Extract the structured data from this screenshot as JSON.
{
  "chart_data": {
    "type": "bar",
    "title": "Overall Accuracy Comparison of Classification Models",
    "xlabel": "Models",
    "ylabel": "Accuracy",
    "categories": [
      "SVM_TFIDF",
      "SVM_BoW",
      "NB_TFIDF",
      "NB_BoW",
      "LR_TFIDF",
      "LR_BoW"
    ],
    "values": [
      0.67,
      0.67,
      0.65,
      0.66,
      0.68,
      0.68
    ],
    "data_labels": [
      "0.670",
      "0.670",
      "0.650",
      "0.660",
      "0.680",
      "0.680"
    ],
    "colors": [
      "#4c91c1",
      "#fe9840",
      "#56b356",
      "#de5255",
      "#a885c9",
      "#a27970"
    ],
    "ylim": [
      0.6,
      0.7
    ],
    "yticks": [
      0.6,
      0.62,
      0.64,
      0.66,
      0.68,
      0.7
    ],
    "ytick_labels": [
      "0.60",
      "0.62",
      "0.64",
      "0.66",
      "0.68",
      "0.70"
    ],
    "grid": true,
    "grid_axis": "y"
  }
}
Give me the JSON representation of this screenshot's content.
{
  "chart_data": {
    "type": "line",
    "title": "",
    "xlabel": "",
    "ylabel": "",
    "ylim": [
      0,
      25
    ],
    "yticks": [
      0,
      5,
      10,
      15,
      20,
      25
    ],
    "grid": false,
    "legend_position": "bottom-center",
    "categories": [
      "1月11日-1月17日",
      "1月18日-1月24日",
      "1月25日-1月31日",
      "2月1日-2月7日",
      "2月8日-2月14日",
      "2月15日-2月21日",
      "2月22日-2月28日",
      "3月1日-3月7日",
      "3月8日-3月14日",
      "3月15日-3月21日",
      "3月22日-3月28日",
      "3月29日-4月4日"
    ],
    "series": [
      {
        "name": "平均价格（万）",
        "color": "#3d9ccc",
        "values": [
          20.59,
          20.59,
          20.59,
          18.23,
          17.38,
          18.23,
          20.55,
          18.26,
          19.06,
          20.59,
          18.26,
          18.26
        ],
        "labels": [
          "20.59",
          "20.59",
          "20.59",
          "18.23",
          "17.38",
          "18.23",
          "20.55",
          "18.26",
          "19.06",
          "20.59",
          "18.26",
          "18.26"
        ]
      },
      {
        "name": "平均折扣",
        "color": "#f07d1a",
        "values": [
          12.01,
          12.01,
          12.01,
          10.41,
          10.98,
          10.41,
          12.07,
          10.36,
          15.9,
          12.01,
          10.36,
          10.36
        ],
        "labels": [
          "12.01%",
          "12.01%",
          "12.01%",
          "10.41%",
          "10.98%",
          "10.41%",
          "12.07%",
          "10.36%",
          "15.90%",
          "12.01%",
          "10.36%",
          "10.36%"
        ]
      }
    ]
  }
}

────────

Reproduce the material above, every line of it, exactly.

Extract the structured data from this screenshot as JSON.
{
  "chart_data": {
    "type": "bar",
    "title": "Overall Accuracy Comparison of Classification Models",
    "xlabel": "Models",
    "ylabel": "Accuracy",
    "categories": [
      "SVM_TFIDF",
      "SVM_BoW",
      "NB_TFIDF",
      "NB_BoW",
      "LR_TFIDF",
      "LR_BoW"
    ],
    "values": [
      0.67,
      0.67,
      0.65,
      0.66,
      0.68,
      0.68
    ],
    "data_labels": [
      "0.670",
      "0.670",
      "0.650",
      "0.660",
      "0.680",
      "0.680"
    ],
    "colors": [
      "#4c91c1",
      "#fe9840",
      "#56b356",
      "#de5255",
      "#a885c9",
      "#a27970"
    ],
    "ylim": [
      0.6,
      0.7
    ],
    "yticks": [
      0.6,
      0.62,
      0.64,
      0.66,
      0.68,
      0.7
    ],
    "ytick_labels": [
      "0.60",
      "0.62",
      "0.64",
      "0.66",
      "0.68",
      "0.70"
    ],
    "grid": true,
    "grid_axis": "y"
  }
}
Give me the JSON representation of this screenshot's content.
{
  "chart_data": {
    "type": "line",
    "title": "",
    "xlabel": "",
    "ylabel": "",
    "ylim": [
      0,
      25
    ],
    "yticks": [
      0,
      5,
      10,
      15,
      20,
      25
    ],
    "grid": false,
    "legend_position": "bottom-center",
    "categories": [
      "1月11日-1月17日",
      "1月18日-1月24日",
      "1月25日-1月31日",
      "2月1日-2月7日",
      "2月8日-2月14日",
      "2月15日-2月21日",
      "2月22日-2月28日",
      "3月1日-3月7日",
      "3月8日-3月14日",
      "3月15日-3月21日",
      "3月22日-3月28日",
      "3月29日-4月4日"
    ],
    "series": [
      {
        "name": "平均价格（万）",
        "color": "#3d9ccc",
        "values": [
          20.59,
          20.59,
          20.59,
          18.23,
          17.38,
          18.23,
          20.55,
          18.26,
          19.06,
          20.59,
          18.26,
          18.26
        ],
        "labels": [
          "20.59",
          "20.59",
          "20.59",
          "18.23",
          "17.38",
          "18.23",
          "20.55",
          "18.26",
          "19.06",
          "20.59",
          "18.26",
          "18.26"
        ]
      },
      {
        "name": "平均折扣",
        "color": "#f07d1a",
        "values": [
          12.01,
          12.01,
          12.01,
          10.41,
          10.98,
          10.41,
          12.07,
          10.36,
          15.9,
          12.01,
          10.36,
          10.36
        ],
        "labels": [
          "12.01%",
          "12.01%",
          "12.01%",
          "10.41%",
          "10.98%",
          "10.41%",
          "12.07%",
          "10.36%",
          "15.90%",
          "12.01%",
          "10.36%",
          "10.36%"
        ]
      }
    ]
  }
}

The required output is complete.